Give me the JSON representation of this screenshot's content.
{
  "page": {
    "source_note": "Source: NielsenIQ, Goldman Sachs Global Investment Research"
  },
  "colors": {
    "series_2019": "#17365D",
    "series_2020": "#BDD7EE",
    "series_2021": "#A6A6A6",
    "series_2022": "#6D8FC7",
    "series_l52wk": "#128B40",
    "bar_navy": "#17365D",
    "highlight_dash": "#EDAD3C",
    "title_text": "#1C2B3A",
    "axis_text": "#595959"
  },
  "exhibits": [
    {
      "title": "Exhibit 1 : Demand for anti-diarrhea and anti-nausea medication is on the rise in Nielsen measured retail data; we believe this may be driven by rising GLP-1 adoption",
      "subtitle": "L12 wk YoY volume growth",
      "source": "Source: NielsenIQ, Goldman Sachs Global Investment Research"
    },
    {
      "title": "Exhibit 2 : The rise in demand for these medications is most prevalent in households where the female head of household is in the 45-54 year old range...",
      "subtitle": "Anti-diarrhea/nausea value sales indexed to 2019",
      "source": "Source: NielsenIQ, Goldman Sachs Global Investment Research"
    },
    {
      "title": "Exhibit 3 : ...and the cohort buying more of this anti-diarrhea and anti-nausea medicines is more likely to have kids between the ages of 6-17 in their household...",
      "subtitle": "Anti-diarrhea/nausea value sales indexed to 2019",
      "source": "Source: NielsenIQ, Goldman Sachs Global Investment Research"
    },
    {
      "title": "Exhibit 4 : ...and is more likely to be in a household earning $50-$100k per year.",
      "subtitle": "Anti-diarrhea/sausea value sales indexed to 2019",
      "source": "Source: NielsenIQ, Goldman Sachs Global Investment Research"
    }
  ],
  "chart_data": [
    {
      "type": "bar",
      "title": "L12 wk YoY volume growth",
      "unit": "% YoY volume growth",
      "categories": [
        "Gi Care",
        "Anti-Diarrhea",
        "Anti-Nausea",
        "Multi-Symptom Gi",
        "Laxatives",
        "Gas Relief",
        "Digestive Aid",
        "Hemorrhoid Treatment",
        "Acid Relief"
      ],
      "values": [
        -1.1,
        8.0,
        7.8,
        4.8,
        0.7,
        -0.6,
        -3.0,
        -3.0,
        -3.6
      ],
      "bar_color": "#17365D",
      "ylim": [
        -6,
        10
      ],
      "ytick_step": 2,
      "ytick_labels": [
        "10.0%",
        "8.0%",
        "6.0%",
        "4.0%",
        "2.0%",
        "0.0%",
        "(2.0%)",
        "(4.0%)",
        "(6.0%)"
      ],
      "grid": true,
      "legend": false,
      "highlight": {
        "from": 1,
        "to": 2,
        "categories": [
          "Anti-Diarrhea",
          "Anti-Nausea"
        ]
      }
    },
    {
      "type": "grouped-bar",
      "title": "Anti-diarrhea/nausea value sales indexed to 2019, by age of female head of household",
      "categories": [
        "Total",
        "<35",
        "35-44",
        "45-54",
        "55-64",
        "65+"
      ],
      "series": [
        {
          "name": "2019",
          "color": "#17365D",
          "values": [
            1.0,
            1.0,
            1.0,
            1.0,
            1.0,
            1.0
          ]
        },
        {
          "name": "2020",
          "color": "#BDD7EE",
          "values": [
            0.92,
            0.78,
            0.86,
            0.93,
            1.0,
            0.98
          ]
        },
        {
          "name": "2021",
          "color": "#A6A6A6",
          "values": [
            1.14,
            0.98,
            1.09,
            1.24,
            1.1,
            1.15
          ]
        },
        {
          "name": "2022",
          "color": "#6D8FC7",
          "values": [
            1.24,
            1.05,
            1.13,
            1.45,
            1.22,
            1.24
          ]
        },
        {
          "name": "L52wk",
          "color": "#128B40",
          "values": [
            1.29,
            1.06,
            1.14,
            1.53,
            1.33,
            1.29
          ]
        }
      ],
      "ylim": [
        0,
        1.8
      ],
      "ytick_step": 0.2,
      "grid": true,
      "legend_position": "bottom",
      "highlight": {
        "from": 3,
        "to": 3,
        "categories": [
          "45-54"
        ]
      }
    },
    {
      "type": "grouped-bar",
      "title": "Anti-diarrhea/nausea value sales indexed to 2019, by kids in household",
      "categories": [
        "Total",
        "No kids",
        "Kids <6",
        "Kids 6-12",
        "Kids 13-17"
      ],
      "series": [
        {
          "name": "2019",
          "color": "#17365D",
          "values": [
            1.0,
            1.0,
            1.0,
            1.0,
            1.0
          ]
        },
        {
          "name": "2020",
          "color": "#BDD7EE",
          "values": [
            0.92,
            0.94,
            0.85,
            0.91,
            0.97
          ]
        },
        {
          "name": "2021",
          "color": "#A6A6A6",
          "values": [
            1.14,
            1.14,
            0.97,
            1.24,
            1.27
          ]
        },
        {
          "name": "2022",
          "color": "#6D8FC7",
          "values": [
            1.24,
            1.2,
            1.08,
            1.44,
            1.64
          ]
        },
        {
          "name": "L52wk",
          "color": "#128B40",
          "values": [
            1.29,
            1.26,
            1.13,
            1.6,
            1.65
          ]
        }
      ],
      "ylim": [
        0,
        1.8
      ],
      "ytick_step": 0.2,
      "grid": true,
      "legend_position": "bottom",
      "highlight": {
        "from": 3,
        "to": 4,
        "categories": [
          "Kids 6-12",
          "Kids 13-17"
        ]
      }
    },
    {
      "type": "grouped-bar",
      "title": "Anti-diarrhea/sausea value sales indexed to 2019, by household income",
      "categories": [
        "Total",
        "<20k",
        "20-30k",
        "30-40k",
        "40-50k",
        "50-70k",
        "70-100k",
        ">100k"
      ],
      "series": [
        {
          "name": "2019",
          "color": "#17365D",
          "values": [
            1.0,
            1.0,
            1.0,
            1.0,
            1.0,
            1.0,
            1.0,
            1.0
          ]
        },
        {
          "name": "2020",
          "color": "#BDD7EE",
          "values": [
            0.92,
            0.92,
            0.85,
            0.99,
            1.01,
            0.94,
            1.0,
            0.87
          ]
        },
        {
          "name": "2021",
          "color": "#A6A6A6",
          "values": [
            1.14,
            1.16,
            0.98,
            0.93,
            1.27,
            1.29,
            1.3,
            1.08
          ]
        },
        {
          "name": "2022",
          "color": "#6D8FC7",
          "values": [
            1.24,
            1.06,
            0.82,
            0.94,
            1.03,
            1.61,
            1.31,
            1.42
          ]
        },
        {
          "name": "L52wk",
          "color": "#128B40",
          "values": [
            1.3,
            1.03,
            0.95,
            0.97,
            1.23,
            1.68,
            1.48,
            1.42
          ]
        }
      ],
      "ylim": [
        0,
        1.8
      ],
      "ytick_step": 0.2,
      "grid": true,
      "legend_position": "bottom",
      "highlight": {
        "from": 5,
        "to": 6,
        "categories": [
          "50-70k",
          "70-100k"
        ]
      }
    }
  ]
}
..............................
**Given exercise**
All of the records must be repeated exactly.

**Written reply**
Give me the JSON representation of this screenshot's content.
{
  "page": {
    "source_note": "Source: NielsenIQ, Goldman Sachs Global Investment Research"
  },
  "colors": {
    "series_2019": "#17365D",
    "series_2020": "#BDD7EE",
    "series_2021": "#A6A6A6",
    "series_2022": "#6D8FC7",
    "series_l52wk": "#128B40",
    "bar_navy": "#17365D",
    "highlight_dash": "#EDAD3C",
    "title_text": "#1C2B3A",
    "axis_text": "#595959"
  },
  "exhibits": [
    {
      "title": "Exhibit 1 : Demand for anti-diarrhea and anti-nausea medication is on the rise in Nielsen measured retail data; we believe this may be driven by rising GLP-1 adoption",
      "subtitle": "L12 wk YoY volume growth",
      "source": "Source: NielsenIQ, Goldman Sachs Global Investment Research"
    },
    {
      "title": "Exhibit 2 : The rise in demand for these medications is most prevalent in households where the female head of household is in the 45-54 year old range...",
      "subtitle": "Anti-diarrhea/nausea value sales indexed to 2019",
      "source": "Source: NielsenIQ, Goldman Sachs Global Investment Research"
    },
    {
      "title": "Exhibit 3 : ...and the cohort buying more of this anti-diarrhea and anti-nausea medicines is more likely to have kids between the ages of 6-17 in their household...",
      "subtitle": "Anti-diarrhea/nausea value sales indexed to 2019",
      "source": "Source: NielsenIQ, Goldman Sachs Global Investment Research"
    },
    {
      "title": "Exhibit 4 : ...and is more likely to be in a household earning $50-$100k per year.",
      "subtitle": "Anti-diarrhea/sausea value sales indexed to 2019",
      "source": "Source: NielsenIQ, Goldman Sachs Global Investment Research"
    }
  ],
  "chart_data": [
    {
      "type": "bar",
      "title": "L12 wk YoY volume growth",
      "unit": "% YoY volume growth",
      "categories": [
        "Gi Care",
        "Anti-Diarrhea",
        "Anti-Nausea",
        "Multi-Symptom Gi",
        "Laxatives",
        "Gas Relief",
        "Digestive Aid",
        "Hemorrhoid Treatment",
        "Acid Relief"
      ],
      "values": [
        -1.1,
        8.0,
        7.8,
        4.8,
        0.7,
        -0.6,
        -3.0,
        -3.0,
        -3.6
      ],
      "bar_color": "#17365D",
      "ylim": [
        -6,
        10
      ],
      "ytick_step": 2,
      "ytick_labels": [
        "10.0%",
        "8.0%",
        "6.0%",
        "4.0%",
        "2.0%",
        "0.0%",
        "(2.0%)",
        "(4.0%)",
        "(6.0%)"
      ],
      "grid": true,
      "legend": false,
      "highlight": {
        "from": 1,
        "to": 2,
        "categories": [
          "Anti-Diarrhea",
          "Anti-Nausea"
        ]
      }
    },
    {
      "type": "grouped-bar",
      "title": "Anti-diarrhea/nausea value sales indexed to 2019, by age of female head of household",
      "categories": [
        "Total",
        "<35",
        "35-44",
        "45-54",
        "55-64",
        "65+"
      ],
      "series": [
        {
          "name": "2019",
          "color": "#17365D",
          "values": [
            1.0,
            1.0,
            1.0,
            1.0,
            1.0,
            1.0
          ]
        },
        {
          "name": "2020",
          "color": "#BDD7EE",
          "values": [
            0.92,
            0.78,
            0.86,
            0.93,
            1.0,
            0.98
          ]
        },
        {
          "name": "2021",
          "color": "#A6A6A6",
          "values": [
            1.14,
            0.98,
            1.09,
            1.24,
            1.1,
            1.15
          ]
        },
        {
          "name": "2022",
          "color": "#6D8FC7",
          "values": [
            1.24,
            1.05,
            1.13,
            1.45,
            1.22,
            1.24
          ]
        },
        {
          "name": "L52wk",
          "color": "#128B40",
          "values": [
            1.29,
            1.06,
            1.14,
            1.53,
            1.33,
            1.29
          ]
        }
      ],
      "ylim": [
        0,
        1.8
      ],
      "ytick_step": 0.2,
      "grid": true,
      "legend_position": "bottom",
      "highlight": {
        "from": 3,
        "to": 3,
        "categories": [
          "45-54"
        ]
      }
    },
    {
      "type": "grouped-bar",
      "title": "Anti-diarrhea/nausea value sales indexed to 2019, by kids in household",
      "categories": [
        "Total",
        "No kids",
        "Kids <6",
        "Kids 6-12",
        "Kids 13-17"
      ],
      "series": [
        {
          "name": "2019",
          "color": "#17365D",
          "values": [
            1.0,
            1.0,
            1.0,
            1.0,
            1.0
          ]
        },
        {
          "name": "2020",
          "color": "#BDD7EE",
          "values": [
            0.92,
            0.94,
            0.85,
            0.91,
            0.97
          ]
        },
        {
          "name": "2021",
          "color": "#A6A6A6",
          "values": [
            1.14,
            1.14,
            0.97,
            1.24,
            1.27
          ]
        },
        {
          "name": "2022",
          "color": "#6D8FC7",
          "values": [
            1.24,
            1.2,
            1.08,
            1.44,
            1.64
          ]
        },
        {
          "name": "L52wk",
          "color": "#128B40",
          "values": [
            1.29,
            1.26,
            1.13,
            1.6,
            1.65
          ]
        }
      ],
      "ylim": [
        0,
        1.8
      ],
      "ytick_step": 0.2,
      "grid": true,
      "legend_position": "bottom",
      "highlight": {
        "from": 3,
        "to": 4,
        "categories": [
          "Kids 6-12",
          "Kids 13-17"
        ]
      }
    },
    {
      "type": "grouped-bar",
      "title": "Anti-diarrhea/sausea value sales indexed to 2019, by household income",
      "categories": [
        "Total",
        "<20k",
        "20-30k",
        "30-40k",
        "40-50k",
        "50-70k",
        "70-100k",
        ">100k"
      ],
      "series": [
        {
          "name": "2019",
          "color": "#17365D",
          "values": [
            1.0,
            1.0,
            1.0,
            1.0,
            1.0,
            1.0,
            1.0,
            1.0
          ]
        },
        {
          "name": "2020",
          "color": "#BDD7EE",
          "values": [
            0.92,
            0.92,
            0.85,
            0.99,
            1.01,
            0.94,
            1.0,
            0.87
          ]
        },
        {
          "name": "2021",
          "color": "#A6A6A6",
          "values": [
            1.14,
            1.16,
            0.98,
            0.93,
            1.27,
            1.29,
            1.3,
            1.08
          ]
        },
        {
          "name": "2022",
          "color": "#6D8FC7",
          "values": [
            1.24,
            1.06,
            0.82,
            0.94,
            1.03,
            1.61,
            1.31,
            1.42
          ]
        },
        {
          "name": "L52wk",
          "color": "#128B40",
          "values": [
            1.3,
            1.03,
            0.95,
            0.97,
            1.23,
            1.68,
            1.48,
            1.42
          ]
        }
      ],
      "ylim": [
        0,
        1.8
      ],
      "ytick_step": 0.2,
      "grid": true,
      "legend_position": "bottom",
      "highlight": {
        "from": 5,
        "to": 6,
        "categories": [
          "50-70k",
          "70-100k"
        ]
      }
    }
  ]
}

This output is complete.